[Collected data]
-----

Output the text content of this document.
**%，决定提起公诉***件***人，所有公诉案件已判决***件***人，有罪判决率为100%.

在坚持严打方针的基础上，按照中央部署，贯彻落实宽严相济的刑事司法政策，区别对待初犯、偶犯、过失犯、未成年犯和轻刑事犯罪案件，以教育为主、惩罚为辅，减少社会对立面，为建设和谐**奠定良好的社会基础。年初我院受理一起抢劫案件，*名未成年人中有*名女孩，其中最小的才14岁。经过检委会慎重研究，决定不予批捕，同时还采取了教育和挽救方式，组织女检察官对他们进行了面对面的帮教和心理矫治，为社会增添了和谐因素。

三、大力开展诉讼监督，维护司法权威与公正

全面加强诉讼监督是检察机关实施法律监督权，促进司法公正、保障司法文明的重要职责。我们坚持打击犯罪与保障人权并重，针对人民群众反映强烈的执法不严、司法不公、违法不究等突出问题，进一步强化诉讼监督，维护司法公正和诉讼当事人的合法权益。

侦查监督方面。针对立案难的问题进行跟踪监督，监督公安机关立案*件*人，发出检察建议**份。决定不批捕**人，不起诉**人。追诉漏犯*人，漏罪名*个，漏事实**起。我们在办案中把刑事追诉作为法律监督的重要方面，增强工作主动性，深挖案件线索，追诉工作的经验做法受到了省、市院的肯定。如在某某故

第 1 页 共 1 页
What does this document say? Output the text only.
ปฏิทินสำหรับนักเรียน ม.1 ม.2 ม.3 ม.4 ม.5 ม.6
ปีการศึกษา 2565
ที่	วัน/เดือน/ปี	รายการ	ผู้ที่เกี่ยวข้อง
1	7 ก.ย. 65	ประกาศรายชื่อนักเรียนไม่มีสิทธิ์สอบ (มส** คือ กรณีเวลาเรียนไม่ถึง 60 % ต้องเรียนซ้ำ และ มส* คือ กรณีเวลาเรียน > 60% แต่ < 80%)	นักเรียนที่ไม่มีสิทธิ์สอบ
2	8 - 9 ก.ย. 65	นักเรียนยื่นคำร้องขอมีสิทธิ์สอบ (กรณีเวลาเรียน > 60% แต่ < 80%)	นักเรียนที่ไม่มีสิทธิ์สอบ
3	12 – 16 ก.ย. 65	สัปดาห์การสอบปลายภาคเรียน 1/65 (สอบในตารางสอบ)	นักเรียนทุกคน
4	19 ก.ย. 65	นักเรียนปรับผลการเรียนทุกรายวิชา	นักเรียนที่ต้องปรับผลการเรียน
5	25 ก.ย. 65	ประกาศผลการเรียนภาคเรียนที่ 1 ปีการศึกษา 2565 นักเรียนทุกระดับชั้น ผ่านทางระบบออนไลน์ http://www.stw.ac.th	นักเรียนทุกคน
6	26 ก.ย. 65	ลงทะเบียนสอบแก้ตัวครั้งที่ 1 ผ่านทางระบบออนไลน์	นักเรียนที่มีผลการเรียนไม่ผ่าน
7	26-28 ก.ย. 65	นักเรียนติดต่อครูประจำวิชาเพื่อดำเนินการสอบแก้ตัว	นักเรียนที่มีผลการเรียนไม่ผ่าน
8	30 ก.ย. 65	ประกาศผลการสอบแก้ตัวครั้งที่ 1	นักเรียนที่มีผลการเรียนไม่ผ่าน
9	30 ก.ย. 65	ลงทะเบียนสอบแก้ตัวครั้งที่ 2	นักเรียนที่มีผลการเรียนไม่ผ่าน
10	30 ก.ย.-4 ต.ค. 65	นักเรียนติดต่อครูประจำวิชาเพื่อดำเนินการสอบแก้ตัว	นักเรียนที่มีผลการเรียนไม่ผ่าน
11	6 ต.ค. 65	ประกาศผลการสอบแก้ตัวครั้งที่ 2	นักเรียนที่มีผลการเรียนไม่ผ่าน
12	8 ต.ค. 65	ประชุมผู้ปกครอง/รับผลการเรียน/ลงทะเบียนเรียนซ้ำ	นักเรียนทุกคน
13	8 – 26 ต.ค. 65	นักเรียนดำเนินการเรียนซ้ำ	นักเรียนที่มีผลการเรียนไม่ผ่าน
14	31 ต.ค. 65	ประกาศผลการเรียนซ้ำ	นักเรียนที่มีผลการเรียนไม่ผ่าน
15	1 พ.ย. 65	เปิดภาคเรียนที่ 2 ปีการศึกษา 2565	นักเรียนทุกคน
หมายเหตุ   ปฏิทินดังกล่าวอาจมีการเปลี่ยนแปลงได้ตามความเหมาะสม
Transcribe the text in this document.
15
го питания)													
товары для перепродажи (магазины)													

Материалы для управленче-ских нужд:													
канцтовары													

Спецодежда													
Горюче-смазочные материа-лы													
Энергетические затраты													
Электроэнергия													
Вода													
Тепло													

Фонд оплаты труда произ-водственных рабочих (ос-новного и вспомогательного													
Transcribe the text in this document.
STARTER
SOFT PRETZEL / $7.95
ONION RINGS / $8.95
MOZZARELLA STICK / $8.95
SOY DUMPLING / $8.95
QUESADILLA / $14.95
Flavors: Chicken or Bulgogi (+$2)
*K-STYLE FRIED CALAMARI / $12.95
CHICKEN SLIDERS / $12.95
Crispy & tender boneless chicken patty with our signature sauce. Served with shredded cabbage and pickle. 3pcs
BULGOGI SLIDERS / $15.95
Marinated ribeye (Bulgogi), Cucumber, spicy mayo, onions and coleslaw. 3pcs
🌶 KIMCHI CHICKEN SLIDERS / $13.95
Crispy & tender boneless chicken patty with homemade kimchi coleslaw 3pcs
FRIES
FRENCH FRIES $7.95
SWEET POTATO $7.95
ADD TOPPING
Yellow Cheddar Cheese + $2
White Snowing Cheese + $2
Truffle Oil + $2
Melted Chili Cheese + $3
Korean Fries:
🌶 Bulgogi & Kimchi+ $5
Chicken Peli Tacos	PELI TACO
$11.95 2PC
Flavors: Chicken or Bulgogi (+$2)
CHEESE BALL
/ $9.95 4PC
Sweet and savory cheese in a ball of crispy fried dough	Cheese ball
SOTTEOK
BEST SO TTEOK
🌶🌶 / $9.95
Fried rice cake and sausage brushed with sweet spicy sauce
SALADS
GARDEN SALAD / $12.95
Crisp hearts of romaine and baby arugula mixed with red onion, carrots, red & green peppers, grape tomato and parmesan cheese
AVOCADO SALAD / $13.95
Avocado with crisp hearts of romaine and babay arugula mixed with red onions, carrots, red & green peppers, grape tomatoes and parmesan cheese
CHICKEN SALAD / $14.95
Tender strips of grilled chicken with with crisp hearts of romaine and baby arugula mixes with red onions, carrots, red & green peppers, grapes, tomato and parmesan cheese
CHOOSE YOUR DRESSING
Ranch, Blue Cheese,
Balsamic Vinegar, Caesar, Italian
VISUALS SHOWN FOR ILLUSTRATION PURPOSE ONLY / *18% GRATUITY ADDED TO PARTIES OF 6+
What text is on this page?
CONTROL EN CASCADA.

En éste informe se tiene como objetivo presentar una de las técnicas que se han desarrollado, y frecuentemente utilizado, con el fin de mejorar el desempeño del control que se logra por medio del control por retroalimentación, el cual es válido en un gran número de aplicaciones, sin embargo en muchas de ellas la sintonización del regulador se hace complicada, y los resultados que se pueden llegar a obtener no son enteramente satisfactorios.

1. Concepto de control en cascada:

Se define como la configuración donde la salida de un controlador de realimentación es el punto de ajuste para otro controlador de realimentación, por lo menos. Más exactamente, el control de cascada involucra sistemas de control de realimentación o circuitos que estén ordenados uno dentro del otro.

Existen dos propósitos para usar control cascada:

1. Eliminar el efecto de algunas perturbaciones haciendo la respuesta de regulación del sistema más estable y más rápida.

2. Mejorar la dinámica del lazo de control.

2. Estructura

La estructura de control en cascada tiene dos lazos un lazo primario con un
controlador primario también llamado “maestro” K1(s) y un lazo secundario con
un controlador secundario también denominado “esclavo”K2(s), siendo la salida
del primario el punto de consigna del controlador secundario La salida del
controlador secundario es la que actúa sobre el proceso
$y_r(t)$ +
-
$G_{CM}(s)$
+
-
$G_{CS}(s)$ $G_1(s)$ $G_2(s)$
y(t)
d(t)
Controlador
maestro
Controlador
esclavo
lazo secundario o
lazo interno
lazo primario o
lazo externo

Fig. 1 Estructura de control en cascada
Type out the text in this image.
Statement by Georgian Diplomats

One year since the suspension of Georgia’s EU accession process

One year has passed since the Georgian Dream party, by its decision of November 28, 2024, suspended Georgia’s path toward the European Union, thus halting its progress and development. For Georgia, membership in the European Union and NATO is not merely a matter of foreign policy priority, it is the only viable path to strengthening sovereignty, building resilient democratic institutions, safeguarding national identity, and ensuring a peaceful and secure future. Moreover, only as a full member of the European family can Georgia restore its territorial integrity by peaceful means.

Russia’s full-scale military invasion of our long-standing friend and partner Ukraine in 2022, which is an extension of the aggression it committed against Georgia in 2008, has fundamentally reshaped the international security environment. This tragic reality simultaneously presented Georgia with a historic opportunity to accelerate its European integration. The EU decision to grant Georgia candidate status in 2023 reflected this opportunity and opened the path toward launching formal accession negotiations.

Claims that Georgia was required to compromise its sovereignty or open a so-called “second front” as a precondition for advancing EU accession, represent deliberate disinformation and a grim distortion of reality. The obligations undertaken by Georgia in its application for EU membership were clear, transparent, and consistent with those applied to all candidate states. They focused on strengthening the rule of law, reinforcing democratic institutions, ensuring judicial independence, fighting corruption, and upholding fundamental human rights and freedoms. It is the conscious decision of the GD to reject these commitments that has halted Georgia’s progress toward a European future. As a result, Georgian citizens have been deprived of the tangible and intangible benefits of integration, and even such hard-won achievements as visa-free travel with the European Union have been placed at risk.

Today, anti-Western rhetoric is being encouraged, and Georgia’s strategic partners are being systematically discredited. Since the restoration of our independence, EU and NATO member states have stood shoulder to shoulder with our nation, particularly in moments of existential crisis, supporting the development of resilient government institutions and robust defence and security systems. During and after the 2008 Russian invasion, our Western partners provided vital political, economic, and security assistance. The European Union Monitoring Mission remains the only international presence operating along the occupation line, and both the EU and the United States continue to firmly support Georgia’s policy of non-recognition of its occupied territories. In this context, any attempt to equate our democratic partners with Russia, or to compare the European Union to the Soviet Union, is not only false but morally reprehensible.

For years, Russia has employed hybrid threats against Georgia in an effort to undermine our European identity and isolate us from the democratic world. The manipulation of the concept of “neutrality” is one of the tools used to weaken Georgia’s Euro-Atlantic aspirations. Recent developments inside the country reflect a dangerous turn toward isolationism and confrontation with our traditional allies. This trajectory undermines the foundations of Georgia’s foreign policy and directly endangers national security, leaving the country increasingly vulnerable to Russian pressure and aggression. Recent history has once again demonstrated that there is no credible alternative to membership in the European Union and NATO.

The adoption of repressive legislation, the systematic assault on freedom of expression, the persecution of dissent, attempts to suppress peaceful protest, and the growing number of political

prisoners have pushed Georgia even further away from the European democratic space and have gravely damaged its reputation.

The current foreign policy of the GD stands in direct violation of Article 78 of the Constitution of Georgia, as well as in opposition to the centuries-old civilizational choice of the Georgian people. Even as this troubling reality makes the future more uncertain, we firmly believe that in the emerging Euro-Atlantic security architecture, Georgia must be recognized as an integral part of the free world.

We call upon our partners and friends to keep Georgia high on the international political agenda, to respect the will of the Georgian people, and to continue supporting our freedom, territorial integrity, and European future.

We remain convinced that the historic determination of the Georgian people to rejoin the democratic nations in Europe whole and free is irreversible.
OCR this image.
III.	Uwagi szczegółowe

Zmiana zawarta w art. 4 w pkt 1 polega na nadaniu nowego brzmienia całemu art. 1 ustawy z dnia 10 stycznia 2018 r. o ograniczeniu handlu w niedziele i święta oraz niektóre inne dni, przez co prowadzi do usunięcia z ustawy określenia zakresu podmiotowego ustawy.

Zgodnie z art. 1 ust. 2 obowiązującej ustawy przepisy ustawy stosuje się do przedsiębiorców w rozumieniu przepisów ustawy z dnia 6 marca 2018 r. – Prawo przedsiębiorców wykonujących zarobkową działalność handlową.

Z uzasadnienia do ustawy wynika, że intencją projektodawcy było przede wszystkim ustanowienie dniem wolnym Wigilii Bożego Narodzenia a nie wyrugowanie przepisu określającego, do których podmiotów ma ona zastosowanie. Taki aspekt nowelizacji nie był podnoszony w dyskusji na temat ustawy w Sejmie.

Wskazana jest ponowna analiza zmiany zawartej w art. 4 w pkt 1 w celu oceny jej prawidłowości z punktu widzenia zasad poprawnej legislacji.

-----

→ **Instruction**:
Show the lines that mention the word "peaceful".

→ **Reply to the exercise**:
One year has passed since the Georgian Dream party, by its decision of November 28, 2024, suspended Georgia’s path toward the European Union, thus halting its progress and development. For Georgia, membership in the European Union and NATO is not merely a matter of foreign policy priority, it is the only viable path to strengthening sovereignty, building resilient democratic institutions, safeguarding national identity, and ensuring a peaceful and secure future. Moreover, only as a full member of the European family can Georgia restore its territorial integrity by peaceful means.
The adoption of repressive legislation, the systematic assault on freedom of expression, the persecution of dissent, attempts to suppress peaceful protest, and the growing number of political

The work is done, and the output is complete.